== TASK OBJECTIVE ==
Copy every one of the following entries word for word, keeping each line as it appears.
* start SUPPLIED DATA *
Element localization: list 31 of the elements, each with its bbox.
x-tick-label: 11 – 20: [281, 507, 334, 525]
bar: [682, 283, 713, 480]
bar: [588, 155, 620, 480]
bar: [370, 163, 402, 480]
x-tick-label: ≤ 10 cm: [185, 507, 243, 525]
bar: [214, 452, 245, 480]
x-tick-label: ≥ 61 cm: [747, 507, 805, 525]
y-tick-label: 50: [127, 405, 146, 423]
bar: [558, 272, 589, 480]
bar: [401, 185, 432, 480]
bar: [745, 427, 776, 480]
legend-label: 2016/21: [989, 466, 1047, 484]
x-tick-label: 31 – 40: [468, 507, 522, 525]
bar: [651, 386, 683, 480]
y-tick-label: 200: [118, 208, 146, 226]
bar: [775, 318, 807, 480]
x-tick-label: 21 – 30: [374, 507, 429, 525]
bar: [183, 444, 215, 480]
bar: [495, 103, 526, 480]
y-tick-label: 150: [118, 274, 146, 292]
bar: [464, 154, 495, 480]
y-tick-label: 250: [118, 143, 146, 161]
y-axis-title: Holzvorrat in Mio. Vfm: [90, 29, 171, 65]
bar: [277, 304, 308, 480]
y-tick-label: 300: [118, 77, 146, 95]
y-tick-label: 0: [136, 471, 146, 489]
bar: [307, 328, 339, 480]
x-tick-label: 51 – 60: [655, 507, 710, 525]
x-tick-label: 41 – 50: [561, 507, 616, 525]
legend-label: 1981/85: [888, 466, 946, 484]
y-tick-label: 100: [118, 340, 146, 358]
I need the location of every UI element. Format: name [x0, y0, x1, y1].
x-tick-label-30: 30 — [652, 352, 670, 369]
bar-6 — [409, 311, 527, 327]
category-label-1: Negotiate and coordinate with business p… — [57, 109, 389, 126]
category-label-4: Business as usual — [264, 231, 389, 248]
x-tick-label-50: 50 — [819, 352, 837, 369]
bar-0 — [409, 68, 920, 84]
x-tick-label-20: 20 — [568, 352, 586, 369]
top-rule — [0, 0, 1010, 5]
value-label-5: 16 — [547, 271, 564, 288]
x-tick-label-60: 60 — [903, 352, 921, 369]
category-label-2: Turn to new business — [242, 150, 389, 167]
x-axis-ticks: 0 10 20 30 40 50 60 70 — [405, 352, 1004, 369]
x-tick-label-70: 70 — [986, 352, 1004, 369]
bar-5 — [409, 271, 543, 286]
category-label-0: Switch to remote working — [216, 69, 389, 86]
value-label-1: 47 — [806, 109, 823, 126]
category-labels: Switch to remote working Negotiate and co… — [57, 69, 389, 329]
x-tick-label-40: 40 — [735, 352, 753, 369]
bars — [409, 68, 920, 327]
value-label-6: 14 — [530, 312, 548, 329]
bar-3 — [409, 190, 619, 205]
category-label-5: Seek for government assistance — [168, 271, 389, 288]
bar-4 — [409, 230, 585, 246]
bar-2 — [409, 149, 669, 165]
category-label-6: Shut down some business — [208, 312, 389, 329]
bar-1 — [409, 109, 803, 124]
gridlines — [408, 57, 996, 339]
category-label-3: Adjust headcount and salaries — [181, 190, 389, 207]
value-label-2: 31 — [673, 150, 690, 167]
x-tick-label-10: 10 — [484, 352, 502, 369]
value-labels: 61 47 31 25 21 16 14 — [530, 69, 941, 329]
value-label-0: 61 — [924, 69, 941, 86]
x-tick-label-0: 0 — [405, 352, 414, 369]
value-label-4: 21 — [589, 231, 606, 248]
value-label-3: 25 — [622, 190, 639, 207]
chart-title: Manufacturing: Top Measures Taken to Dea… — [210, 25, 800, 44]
* end SUPPLIED DATA *
== THE SOLUTION ==
Element localization: list 31 of the elements, each with its bbox.
x-tick-label: 11 – 20: [281, 507, 334, 525]
bar: [682, 283, 713, 480]
bar: [588, 155, 620, 480]
bar: [370, 163, 402, 480]
x-tick-label: ≤ 10 cm: [185, 507, 243, 525]
bar: [214, 452, 245, 480]
x-tick-label: ≥ 61 cm: [747, 507, 805, 525]
y-tick-label: 50: [127, 405, 146, 423]
bar: [558, 272, 589, 480]
bar: [401, 185, 432, 480]
bar: [745, 427, 776, 480]
legend-label: 2016/21: [989, 466, 1047, 484]
x-tick-label: 31 – 40: [468, 507, 522, 525]
bar: [651, 386, 683, 480]
y-tick-label: 200: [118, 208, 146, 226]
bar: [775, 318, 807, 480]
x-tick-label: 21 – 30: [374, 507, 429, 525]
bar: [183, 444, 215, 480]
bar: [495, 103, 526, 480]
y-tick-label: 150: [118, 274, 146, 292]
bar: [464, 154, 495, 480]
y-tick-label: 250: [118, 143, 146, 161]
y-axis-title: Holzvorrat in Mio. Vfm: [90, 29, 171, 65]
bar: [277, 304, 308, 480]
y-tick-label: 300: [118, 77, 146, 95]
y-tick-label: 0: [136, 471, 146, 489]
bar: [307, 328, 339, 480]
x-tick-label: 51 – 60: [655, 507, 710, 525]
x-tick-label: 41 – 50: [561, 507, 616, 525]
legend-label: 1981/85: [888, 466, 946, 484]
y-tick-label: 100: [118, 340, 146, 358]
I need the location of every UI element. Format: name [x0, y0, x1, y1].
x-tick-label-30: 30 — [652, 352, 670, 369]
bar-6 — [409, 311, 527, 327]
category-label-1: Negotiate and coordinate with business p… — [57, 109, 389, 126]
category-label-4: Business as usual — [264, 231, 389, 248]
x-tick-label-50: 50 — [819, 352, 837, 369]
bar-0 — [409, 68, 920, 84]
x-tick-label-20: 20 — [568, 352, 586, 369]
top-rule — [0, 0, 1010, 5]
value-label-5: 16 — [547, 271, 564, 288]
x-tick-label-60: 60 — [903, 352, 921, 369]
category-label-2: Turn to new business — [242, 150, 389, 167]
x-axis-ticks: 0 10 20 30 40 50 60 70 — [405, 352, 1004, 369]
x-tick-label-70: 70 — [986, 352, 1004, 369]
bar-5 — [409, 271, 543, 286]
category-label-0: Switch to remote working — [216, 69, 389, 86]
value-label-1: 47 — [806, 109, 823, 126]
category-labels: Switch to remote working Negotiate and co… — [57, 69, 389, 329]
x-tick-label-40: 40 — [735, 352, 753, 369]
bars — [409, 68, 920, 327]
value-label-6: 14 — [530, 312, 548, 329]
bar-3 — [409, 190, 619, 205]
category-label-5: Seek for government assistance — [168, 271, 389, 288]
bar-4 — [409, 230, 585, 246]
bar-2 — [409, 149, 669, 165]
category-label-6: Shut down some business — [208, 312, 389, 329]
bar-1 — [409, 109, 803, 124]
gridlines — [408, 57, 996, 339]
category-label-3: Adjust headcount and salaries — [181, 190, 389, 207]
value-label-2: 31 — [673, 150, 690, 167]
x-tick-label-10: 10 — [484, 352, 502, 369]
value-labels: 61 47 31 25 21 16 14 — [530, 69, 941, 329]
value-label-0: 61 — [924, 69, 941, 86]
x-tick-label-0: 0 — [405, 352, 414, 369]
value-label-4: 21 — [589, 231, 606, 248]
value-label-3: 25 — [622, 190, 639, 207]
chart-title: Manufacturing: Top Measures Taken to Dea… — [210, 25, 800, 44]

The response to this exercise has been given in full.